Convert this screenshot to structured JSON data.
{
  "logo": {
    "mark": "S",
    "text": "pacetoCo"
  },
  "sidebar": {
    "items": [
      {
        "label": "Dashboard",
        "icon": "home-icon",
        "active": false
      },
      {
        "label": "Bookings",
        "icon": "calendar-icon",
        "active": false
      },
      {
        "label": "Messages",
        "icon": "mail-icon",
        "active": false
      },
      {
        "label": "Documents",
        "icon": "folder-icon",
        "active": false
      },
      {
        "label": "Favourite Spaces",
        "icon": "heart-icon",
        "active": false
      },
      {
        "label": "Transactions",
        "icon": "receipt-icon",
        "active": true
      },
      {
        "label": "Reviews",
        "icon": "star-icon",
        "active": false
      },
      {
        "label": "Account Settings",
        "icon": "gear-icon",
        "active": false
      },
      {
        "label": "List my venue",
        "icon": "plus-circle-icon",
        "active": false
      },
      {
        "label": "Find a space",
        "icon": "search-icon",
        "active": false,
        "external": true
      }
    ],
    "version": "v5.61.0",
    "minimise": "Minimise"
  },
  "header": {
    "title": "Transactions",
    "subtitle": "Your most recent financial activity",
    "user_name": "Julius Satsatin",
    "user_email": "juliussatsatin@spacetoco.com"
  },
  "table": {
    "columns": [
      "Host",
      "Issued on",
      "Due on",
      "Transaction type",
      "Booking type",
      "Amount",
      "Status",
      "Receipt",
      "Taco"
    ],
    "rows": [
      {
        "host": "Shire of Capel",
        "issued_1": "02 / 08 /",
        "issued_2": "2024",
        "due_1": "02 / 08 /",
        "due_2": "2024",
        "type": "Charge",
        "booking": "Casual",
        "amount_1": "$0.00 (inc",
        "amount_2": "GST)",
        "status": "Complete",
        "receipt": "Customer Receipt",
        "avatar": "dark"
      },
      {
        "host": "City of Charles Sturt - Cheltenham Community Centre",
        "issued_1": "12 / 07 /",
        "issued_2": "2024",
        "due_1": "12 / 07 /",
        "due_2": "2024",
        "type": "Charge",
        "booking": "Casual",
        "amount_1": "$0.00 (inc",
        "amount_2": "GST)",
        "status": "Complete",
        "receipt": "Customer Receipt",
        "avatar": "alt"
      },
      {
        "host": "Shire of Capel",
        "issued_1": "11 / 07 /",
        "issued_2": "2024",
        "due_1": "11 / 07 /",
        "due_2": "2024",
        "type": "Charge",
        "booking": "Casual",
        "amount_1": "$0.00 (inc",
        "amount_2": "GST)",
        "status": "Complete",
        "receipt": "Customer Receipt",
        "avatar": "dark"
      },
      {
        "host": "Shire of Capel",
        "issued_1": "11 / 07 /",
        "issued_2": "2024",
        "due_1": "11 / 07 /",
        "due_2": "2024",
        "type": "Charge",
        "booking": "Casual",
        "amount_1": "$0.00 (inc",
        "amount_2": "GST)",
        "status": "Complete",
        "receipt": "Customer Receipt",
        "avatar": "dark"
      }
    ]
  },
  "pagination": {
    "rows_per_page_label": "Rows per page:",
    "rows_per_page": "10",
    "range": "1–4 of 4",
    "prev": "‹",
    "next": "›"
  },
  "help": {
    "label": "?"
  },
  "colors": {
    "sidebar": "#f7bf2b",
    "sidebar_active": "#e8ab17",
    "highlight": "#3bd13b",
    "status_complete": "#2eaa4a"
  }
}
┄┄┄┄┄┄
◆ WRITTEN TASK ◆
Write out every record verbatim.

◆ FULL SOLUTION ◆
Convert this screenshot to structured JSON data.
{
  "logo": {
    "mark": "S",
    "text": "pacetoCo"
  },
  "sidebar": {
    "items": [
      {
        "label": "Dashboard",
        "icon": "home-icon",
        "active": false
      },
      {
        "label": "Bookings",
        "icon": "calendar-icon",
        "active": false
      },
      {
        "label": "Messages",
        "icon": "mail-icon",
        "active": false
      },
      {
        "label": "Documents",
        "icon": "folder-icon",
        "active": false
      },
      {
        "label": "Favourite Spaces",
        "icon": "heart-icon",
        "active": false
      },
      {
        "label": "Transactions",
        "icon": "receipt-icon",
        "active": true
      },
      {
        "label": "Reviews",
        "icon": "star-icon",
        "active": false
      },
      {
        "label": "Account Settings",
        "icon": "gear-icon",
        "active": false
      },
      {
        "label": "List my venue",
        "icon": "plus-circle-icon",
        "active": false
      },
      {
        "label": "Find a space",
        "icon": "search-icon",
        "active": false,
        "external": true
      }
    ],
    "version": "v5.61.0",
    "minimise": "Minimise"
  },
  "header": {
    "title": "Transactions",
    "subtitle": "Your most recent financial activity",
    "user_name": "Julius Satsatin",
    "user_email": "juliussatsatin@spacetoco.com"
  },
  "table": {
    "columns": [
      "Host",
      "Issued on",
      "Due on",
      "Transaction type",
      "Booking type",
      "Amount",
      "Status",
      "Receipt",
      "Taco"
    ],
    "rows": [
      {
        "host": "Shire of Capel",
        "issued_1": "02 / 08 /",
        "issued_2": "2024",
        "due_1": "02 / 08 /",
        "due_2": "2024",
        "type": "Charge",
        "booking": "Casual",
        "amount_1": "$0.00 (inc",
        "amount_2": "GST)",
        "status": "Complete",
        "receipt": "Customer Receipt",
        "avatar": "dark"
      },
      {
        "host": "City of Charles Sturt - Cheltenham Community Centre",
        "issued_1": "12 / 07 /",
        "issued_2": "2024",
        "due_1": "12 / 07 /",
        "due_2": "2024",
        "type": "Charge",
        "booking": "Casual",
        "amount_1": "$0.00 (inc",
        "amount_2": "GST)",
        "status": "Complete",
        "receipt": "Customer Receipt",
        "avatar": "alt"
      },
      {
        "host": "Shire of Capel",
        "issued_1": "11 / 07 /",
        "issued_2": "2024",
        "due_1": "11 / 07 /",
        "due_2": "2024",
        "type": "Charge",
        "booking": "Casual",
        "amount_1": "$0.00 (inc",
        "amount_2": "GST)",
        "status": "Complete",
        "receipt": "Customer Receipt",
        "avatar": "dark"
      },
      {
        "host": "Shire of Capel",
        "issued_1": "11 / 07 /",
        "issued_2": "2024",
        "due_1": "11 / 07 /",
        "due_2": "2024",
        "type": "Charge",
        "booking": "Casual",
        "amount_1": "$0.00 (inc",
        "amount_2": "GST)",
        "status": "Complete",
        "receipt": "Customer Receipt",
        "avatar": "dark"
      }
    ]
  },
  "pagination": {
    "rows_per_page_label": "Rows per page:",
    "rows_per_page": "10",
    "range": "1–4 of 4",
    "prev": "‹",
    "next": "›"
  },
  "help": {
    "label": "?"
  },
  "colors": {
    "sidebar": "#f7bf2b",
    "sidebar_active": "#e8ab17",
    "highlight": "#3bd13b",
    "status_complete": "#2eaa4a"
  }
}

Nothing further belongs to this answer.